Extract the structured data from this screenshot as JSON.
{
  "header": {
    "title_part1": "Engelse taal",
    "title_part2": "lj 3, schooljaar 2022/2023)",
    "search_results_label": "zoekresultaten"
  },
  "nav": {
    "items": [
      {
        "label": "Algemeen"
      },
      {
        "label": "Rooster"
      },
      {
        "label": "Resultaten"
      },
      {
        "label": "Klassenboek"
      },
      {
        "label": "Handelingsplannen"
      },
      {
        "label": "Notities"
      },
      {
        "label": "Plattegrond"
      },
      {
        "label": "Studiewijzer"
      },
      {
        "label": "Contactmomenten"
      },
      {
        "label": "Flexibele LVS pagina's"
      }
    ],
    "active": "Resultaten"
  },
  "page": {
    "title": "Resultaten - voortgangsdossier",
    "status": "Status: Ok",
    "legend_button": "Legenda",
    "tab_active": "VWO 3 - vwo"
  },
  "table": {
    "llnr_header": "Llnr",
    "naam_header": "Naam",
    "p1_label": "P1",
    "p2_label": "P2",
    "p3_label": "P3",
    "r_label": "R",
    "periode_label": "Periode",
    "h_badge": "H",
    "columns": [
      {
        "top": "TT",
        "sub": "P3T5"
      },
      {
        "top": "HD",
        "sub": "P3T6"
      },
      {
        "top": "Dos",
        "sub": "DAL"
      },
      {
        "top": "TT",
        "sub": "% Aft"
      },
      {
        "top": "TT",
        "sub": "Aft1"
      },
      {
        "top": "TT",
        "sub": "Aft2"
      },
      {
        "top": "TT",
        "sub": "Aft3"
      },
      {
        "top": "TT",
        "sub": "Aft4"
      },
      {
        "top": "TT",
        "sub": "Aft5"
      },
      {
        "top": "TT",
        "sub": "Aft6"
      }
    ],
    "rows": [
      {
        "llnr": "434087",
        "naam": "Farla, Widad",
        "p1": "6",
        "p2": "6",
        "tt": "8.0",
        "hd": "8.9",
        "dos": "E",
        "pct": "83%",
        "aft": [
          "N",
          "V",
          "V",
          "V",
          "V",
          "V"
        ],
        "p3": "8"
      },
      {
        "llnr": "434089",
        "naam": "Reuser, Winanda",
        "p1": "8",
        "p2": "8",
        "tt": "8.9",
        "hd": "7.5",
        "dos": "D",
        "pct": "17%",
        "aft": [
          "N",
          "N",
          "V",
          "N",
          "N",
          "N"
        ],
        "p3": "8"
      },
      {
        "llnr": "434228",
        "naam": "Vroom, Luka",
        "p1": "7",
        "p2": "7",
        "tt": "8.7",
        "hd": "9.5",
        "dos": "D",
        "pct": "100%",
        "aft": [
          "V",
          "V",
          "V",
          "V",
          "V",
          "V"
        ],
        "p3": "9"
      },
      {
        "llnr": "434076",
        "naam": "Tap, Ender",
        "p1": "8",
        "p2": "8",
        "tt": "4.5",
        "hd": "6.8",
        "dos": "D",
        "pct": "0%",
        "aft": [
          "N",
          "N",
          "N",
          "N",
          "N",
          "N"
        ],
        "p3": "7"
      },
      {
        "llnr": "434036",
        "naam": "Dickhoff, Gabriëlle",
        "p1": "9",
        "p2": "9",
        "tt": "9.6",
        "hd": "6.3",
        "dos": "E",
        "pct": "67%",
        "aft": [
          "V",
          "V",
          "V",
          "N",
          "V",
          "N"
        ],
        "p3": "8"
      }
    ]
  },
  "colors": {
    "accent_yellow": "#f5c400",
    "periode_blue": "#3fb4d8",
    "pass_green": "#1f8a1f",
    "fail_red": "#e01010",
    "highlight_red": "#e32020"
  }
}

> [Objective]:
Copy all the entries verbatim.

> [Written response]:
Extract the structured data from this screenshot as JSON.
{
  "header": {
    "title_part1": "Engelse taal",
    "title_part2": "lj 3, schooljaar 2022/2023)",
    "search_results_label": "zoekresultaten"
  },
  "nav": {
    "items": [
      {
        "label": "Algemeen"
      },
      {
        "label": "Rooster"
      },
      {
        "label": "Resultaten"
      },
      {
        "label": "Klassenboek"
      },
      {
        "label": "Handelingsplannen"
      },
      {
        "label": "Notities"
      },
      {
        "label": "Plattegrond"
      },
      {
        "label": "Studiewijzer"
      },
      {
        "label": "Contactmomenten"
      },
      {
        "label": "Flexibele LVS pagina's"
      }
    ],
    "active": "Resultaten"
  },
  "page": {
    "title": "Resultaten - voortgangsdossier",
    "status": "Status: Ok",
    "legend_button": "Legenda",
    "tab_active": "VWO 3 - vwo"
  },
  "table": {
    "llnr_header": "Llnr",
    "naam_header": "Naam",
    "p1_label": "P1",
    "p2_label": "P2",
    "p3_label": "P3",
    "r_label": "R",
    "periode_label": "Periode",
    "h_badge": "H",
    "columns": [
      {
        "top": "TT",
        "sub": "P3T5"
      },
      {
        "top": "HD",
        "sub": "P3T6"
      },
      {
        "top": "Dos",
        "sub": "DAL"
      },
      {
        "top": "TT",
        "sub": "% Aft"
      },
      {
        "top": "TT",
        "sub": "Aft1"
      },
      {
        "top": "TT",
        "sub": "Aft2"
      },
      {
        "top": "TT",
        "sub": "Aft3"
      },
      {
        "top": "TT",
        "sub": "Aft4"
      },
      {
        "top": "TT",
        "sub": "Aft5"
      },
      {
        "top": "TT",
        "sub": "Aft6"
      }
    ],
    "rows": [
      {
        "llnr": "434087",
        "naam": "Farla, Widad",
        "p1": "6",
        "p2": "6",
        "tt": "8.0",
        "hd": "8.9",
        "dos": "E",
        "pct": "83%",
        "aft": [
          "N",
          "V",
          "V",
          "V",
          "V",
          "V"
        ],
        "p3": "8"
      },
      {
        "llnr": "434089",
        "naam": "Reuser, Winanda",
        "p1": "8",
        "p2": "8",
        "tt": "8.9",
        "hd": "7.5",
        "dos": "D",
        "pct": "17%",
        "aft": [
          "N",
          "N",
          "V",
          "N",
          "N",
          "N"
        ],
        "p3": "8"
      },
      {
        "llnr": "434228",
        "naam": "Vroom, Luka",
        "p1": "7",
        "p2": "7",
        "tt": "8.7",
        "hd": "9.5",
        "dos": "D",
        "pct": "100%",
        "aft": [
          "V",
          "V",
          "V",
          "V",
          "V",
          "V"
        ],
        "p3": "9"
      },
      {
        "llnr": "434076",
        "naam": "Tap, Ender",
        "p1": "8",
        "p2": "8",
        "tt": "4.5",
        "hd": "6.8",
        "dos": "D",
        "pct": "0%",
        "aft": [
          "N",
          "N",
          "N",
          "N",
          "N",
          "N"
        ],
        "p3": "7"
      },
      {
        "llnr": "434036",
        "naam": "Dickhoff, Gabriëlle",
        "p1": "9",
        "p2": "9",
        "tt": "9.6",
        "hd": "6.3",
        "dos": "E",
        "pct": "67%",
        "aft": [
          "V",
          "V",
          "V",
          "N",
          "V",
          "N"
        ],
        "p3": "8"
      }
    ]
  },
  "colors": {
    "accent_yellow": "#f5c400",
    "periode_blue": "#3fb4d8",
    "pass_green": "#1f8a1f",
    "fail_red": "#e01010",
    "highlight_red": "#e32020"
  }
}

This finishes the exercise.